Problem:
In the entries, find all lines that hold the word "individually" and copy them.

[Data records]

★ ★ ★ ★

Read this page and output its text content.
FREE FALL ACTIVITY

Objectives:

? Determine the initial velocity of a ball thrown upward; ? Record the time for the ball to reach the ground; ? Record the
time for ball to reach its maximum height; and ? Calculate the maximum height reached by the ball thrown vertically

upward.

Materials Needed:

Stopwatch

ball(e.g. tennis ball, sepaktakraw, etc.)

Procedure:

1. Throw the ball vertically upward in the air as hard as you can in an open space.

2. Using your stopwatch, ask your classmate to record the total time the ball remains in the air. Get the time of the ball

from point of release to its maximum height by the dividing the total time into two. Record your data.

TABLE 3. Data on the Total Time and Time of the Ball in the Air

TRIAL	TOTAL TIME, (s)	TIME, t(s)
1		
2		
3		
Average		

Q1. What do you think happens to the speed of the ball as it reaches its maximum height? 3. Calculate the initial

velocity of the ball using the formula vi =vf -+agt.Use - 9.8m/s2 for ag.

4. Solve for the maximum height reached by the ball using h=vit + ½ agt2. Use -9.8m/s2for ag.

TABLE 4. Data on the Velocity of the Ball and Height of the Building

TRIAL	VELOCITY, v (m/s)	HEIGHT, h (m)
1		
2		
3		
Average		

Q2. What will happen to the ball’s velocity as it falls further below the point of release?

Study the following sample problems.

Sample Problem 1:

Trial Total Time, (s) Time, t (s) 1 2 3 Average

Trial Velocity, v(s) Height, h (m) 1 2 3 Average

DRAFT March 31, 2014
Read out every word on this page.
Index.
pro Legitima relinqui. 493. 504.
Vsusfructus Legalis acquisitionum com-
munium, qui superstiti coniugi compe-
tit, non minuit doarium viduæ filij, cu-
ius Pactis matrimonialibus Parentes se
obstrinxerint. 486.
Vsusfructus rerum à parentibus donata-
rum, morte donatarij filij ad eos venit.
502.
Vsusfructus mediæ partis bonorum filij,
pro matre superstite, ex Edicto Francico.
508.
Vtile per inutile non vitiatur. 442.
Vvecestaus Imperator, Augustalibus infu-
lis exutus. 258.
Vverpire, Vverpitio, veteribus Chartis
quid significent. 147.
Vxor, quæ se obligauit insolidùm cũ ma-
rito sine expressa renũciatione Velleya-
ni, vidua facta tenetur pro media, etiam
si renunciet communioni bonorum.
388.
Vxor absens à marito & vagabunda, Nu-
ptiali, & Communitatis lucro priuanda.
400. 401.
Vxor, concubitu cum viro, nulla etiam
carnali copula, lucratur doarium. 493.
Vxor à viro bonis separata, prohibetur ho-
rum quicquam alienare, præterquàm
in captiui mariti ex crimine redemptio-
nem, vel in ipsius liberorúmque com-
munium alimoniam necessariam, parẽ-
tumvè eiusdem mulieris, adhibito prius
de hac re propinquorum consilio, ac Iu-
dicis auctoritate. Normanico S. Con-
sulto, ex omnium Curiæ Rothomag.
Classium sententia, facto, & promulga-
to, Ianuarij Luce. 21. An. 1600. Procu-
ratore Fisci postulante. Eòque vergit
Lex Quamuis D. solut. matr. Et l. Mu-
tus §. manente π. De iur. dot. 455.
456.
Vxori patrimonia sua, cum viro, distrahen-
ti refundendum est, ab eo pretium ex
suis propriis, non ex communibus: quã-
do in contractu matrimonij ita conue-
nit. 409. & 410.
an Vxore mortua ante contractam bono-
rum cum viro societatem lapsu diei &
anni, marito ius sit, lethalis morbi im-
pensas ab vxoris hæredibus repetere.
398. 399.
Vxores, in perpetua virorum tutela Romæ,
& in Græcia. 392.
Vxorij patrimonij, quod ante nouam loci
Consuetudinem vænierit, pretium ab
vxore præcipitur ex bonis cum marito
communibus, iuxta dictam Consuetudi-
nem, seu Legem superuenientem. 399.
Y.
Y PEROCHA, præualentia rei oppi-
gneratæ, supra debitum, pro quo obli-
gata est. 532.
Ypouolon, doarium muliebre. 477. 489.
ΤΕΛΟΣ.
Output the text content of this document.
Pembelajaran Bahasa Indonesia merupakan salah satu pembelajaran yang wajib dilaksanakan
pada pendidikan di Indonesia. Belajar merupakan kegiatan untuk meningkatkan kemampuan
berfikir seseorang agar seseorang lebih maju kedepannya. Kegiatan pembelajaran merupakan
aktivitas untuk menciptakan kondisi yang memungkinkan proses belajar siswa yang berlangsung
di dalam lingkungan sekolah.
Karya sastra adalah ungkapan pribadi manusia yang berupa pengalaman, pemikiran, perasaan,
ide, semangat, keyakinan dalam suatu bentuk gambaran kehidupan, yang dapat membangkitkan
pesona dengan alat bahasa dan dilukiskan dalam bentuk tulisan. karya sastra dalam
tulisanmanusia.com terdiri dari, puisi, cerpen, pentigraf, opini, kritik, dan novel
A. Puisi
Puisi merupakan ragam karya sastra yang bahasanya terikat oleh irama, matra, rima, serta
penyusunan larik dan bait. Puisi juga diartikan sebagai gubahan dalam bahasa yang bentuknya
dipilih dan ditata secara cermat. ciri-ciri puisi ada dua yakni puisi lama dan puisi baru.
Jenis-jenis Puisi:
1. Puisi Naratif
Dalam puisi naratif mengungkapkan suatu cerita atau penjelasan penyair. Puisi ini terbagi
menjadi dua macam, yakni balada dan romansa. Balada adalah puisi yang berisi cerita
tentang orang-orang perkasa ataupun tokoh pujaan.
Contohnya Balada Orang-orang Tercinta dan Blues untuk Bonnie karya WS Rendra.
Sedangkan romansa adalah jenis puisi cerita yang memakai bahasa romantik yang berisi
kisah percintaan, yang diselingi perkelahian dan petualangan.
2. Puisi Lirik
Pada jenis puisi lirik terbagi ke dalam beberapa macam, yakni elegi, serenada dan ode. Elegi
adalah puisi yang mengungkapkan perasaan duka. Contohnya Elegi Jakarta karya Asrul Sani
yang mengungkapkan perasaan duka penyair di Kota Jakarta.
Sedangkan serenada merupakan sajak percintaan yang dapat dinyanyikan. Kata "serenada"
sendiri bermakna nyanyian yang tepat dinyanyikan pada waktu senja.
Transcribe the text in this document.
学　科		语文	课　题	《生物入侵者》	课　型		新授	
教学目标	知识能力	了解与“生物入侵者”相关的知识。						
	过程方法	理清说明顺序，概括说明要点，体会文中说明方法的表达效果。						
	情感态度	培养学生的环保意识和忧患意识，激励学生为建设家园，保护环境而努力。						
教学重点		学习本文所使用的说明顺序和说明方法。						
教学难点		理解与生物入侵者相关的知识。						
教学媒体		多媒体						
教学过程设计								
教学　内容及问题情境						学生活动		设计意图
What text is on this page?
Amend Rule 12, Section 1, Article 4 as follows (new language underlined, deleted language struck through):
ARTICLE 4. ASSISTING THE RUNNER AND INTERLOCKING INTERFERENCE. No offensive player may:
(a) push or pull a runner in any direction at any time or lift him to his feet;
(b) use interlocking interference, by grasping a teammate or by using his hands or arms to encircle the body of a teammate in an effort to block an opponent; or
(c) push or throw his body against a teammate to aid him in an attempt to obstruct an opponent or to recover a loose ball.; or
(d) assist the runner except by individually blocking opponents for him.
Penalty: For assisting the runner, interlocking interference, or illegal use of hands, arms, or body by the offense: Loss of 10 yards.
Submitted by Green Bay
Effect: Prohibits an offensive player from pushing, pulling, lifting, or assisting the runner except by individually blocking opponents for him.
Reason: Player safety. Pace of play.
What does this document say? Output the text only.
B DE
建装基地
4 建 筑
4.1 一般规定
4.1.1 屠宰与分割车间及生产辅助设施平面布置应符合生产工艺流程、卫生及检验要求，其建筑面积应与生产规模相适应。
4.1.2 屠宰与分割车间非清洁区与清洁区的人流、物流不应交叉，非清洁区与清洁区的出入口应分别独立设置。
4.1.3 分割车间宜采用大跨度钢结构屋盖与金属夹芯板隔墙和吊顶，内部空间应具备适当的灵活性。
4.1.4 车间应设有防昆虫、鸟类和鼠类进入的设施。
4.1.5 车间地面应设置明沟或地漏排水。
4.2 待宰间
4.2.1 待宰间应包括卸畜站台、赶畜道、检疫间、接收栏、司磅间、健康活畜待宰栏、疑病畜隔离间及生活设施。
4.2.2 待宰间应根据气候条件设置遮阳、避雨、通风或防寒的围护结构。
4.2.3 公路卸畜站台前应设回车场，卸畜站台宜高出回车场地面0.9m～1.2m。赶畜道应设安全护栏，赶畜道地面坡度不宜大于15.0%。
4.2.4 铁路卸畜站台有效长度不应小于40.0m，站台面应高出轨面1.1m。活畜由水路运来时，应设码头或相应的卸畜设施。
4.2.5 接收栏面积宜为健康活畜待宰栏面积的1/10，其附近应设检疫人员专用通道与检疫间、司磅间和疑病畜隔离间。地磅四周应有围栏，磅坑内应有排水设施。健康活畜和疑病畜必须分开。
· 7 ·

★ ★ ★ ★

Task solution:
(d) assist the runner except by individually blocking opponents for him.
Effect: Prohibits an offensive player from pushing, pulling, lifting, or assisting the runner except by individually blocking opponents for him.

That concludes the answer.